== STATED PROBLEM ==
Copy all lines that contain the word "name".

** Start SUPPLIED DATA **

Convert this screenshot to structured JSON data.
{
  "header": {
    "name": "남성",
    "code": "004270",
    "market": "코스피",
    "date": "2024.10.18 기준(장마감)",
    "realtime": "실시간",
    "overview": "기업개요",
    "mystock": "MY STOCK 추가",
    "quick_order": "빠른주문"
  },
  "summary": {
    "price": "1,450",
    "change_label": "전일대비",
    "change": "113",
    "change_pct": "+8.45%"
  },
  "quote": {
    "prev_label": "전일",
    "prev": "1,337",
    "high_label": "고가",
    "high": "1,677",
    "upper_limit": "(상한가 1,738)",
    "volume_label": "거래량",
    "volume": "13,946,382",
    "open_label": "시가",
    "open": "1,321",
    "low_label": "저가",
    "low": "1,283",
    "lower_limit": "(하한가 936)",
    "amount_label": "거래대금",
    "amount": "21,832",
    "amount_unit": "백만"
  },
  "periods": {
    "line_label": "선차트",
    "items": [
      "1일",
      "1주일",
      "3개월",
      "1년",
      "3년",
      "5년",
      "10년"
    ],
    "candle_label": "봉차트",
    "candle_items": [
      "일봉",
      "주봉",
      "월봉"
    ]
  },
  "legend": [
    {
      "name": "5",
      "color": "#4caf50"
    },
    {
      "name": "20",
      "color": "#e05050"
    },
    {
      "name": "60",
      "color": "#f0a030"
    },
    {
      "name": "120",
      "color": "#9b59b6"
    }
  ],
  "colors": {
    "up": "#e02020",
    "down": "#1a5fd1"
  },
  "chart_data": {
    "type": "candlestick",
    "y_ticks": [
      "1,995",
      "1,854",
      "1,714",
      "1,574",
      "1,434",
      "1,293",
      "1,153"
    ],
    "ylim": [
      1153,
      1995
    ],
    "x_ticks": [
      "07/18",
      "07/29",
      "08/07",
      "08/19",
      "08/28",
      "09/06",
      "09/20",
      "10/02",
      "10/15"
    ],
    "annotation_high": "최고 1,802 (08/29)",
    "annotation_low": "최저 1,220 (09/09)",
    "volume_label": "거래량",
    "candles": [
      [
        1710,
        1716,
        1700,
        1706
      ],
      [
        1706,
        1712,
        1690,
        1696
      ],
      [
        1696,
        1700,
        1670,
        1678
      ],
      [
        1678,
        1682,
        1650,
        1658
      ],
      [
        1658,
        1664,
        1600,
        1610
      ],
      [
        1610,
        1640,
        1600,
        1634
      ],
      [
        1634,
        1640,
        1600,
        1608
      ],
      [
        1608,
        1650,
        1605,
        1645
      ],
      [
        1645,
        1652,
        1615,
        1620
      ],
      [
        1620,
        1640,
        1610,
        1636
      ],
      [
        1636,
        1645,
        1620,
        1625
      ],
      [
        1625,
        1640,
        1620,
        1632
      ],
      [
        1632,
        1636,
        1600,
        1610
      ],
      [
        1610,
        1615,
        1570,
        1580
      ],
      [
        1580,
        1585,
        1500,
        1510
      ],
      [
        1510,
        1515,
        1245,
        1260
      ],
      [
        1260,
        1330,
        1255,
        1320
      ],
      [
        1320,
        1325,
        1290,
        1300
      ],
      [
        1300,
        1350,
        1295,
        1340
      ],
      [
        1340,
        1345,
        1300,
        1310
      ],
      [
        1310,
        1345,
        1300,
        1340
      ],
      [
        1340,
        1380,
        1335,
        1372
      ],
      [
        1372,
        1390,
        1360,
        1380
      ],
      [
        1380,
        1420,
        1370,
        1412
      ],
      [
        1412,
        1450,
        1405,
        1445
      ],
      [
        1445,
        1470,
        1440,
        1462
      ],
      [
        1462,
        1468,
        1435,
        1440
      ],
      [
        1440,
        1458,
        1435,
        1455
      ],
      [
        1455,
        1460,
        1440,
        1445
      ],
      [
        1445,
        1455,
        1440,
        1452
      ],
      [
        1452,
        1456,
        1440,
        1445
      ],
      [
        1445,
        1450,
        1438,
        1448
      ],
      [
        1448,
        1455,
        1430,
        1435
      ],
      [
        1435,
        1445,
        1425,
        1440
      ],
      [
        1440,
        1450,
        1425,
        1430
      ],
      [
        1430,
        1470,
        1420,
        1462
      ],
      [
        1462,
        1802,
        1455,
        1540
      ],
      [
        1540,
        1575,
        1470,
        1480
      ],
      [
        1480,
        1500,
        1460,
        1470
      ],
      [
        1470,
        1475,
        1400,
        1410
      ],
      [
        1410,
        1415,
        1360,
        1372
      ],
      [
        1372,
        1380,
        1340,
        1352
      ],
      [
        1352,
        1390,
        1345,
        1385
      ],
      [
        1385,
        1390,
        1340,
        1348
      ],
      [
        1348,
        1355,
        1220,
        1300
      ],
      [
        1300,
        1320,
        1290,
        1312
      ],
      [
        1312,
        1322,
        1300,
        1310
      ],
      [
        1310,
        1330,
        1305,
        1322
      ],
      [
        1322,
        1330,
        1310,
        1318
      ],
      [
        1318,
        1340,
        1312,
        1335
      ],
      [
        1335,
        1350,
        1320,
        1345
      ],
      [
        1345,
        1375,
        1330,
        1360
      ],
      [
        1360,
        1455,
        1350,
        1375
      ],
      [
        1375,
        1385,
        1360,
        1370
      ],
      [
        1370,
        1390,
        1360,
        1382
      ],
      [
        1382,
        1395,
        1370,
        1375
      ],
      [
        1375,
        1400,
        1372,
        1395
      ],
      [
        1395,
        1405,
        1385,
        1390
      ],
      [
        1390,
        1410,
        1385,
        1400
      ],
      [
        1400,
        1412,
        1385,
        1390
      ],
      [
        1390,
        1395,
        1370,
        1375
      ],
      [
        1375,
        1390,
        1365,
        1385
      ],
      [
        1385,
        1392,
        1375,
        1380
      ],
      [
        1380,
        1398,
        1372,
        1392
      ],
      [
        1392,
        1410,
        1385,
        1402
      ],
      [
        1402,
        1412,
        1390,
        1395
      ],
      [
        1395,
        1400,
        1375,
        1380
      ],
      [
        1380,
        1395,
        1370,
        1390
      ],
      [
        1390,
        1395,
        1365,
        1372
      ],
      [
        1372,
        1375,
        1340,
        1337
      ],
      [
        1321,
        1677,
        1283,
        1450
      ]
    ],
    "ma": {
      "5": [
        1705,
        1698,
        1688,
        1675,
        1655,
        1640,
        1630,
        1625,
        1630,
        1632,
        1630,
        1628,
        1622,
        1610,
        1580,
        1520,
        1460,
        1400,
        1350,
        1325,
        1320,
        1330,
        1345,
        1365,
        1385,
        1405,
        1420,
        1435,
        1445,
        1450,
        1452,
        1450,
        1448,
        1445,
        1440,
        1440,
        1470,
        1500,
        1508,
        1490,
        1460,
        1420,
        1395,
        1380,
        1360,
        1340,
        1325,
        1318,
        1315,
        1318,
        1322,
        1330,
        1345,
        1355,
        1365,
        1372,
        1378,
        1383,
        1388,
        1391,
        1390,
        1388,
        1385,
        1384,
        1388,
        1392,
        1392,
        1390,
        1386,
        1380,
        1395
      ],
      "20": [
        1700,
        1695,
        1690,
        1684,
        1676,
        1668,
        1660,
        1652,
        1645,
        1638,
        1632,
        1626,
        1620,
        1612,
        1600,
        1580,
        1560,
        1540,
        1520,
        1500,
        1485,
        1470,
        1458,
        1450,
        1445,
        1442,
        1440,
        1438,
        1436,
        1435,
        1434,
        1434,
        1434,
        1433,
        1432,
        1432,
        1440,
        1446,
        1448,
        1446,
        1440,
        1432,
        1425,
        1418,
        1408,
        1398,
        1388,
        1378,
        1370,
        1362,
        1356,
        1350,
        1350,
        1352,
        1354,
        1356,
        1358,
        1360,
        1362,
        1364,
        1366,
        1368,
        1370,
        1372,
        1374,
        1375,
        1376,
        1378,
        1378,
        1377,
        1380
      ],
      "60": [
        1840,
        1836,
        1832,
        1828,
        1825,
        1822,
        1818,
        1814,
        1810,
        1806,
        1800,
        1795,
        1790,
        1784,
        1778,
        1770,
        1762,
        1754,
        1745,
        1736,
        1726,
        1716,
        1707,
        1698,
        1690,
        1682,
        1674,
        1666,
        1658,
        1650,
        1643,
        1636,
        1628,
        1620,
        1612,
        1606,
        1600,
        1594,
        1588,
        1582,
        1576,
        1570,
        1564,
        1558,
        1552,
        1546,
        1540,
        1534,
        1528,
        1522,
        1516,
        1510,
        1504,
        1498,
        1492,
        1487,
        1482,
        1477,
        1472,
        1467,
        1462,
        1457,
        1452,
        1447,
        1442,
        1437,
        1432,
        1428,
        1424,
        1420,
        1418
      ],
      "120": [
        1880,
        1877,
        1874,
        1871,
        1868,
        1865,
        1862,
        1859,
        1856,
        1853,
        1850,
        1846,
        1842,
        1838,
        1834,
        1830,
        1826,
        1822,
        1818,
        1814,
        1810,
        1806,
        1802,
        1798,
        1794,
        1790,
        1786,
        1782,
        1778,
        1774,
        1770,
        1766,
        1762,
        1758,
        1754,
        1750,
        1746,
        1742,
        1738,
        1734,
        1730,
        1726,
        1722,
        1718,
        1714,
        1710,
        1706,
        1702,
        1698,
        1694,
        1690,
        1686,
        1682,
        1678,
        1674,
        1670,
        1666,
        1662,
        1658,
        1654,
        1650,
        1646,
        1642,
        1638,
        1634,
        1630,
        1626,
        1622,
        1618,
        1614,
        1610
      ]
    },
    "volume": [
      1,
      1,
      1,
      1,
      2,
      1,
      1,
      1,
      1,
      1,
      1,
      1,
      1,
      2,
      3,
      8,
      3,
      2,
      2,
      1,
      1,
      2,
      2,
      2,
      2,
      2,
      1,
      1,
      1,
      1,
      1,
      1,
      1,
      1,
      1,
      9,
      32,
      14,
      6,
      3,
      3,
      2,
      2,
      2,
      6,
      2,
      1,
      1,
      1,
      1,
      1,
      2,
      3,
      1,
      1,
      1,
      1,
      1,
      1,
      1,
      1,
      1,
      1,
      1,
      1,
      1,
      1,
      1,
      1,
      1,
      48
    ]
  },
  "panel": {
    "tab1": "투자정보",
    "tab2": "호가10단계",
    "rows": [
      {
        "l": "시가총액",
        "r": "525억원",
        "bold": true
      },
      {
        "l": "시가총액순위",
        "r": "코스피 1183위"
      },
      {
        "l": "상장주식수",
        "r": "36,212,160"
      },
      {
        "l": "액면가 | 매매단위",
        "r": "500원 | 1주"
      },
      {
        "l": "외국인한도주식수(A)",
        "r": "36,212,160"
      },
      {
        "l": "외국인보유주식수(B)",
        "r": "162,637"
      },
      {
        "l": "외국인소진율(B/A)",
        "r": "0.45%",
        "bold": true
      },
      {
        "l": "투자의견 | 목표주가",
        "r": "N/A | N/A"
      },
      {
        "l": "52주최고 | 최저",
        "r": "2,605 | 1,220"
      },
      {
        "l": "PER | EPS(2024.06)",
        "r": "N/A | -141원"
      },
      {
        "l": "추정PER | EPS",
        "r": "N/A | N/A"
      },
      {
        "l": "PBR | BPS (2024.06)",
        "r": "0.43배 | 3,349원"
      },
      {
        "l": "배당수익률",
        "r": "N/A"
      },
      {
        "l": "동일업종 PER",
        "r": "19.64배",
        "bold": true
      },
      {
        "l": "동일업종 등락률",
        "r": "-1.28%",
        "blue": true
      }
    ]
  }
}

** End SUPPLIED DATA **

== EXERCISE OUTPUT ==
    "name": "남성",
      "name": "5",
      "name": "20",
      "name": "60",
      "name": "120",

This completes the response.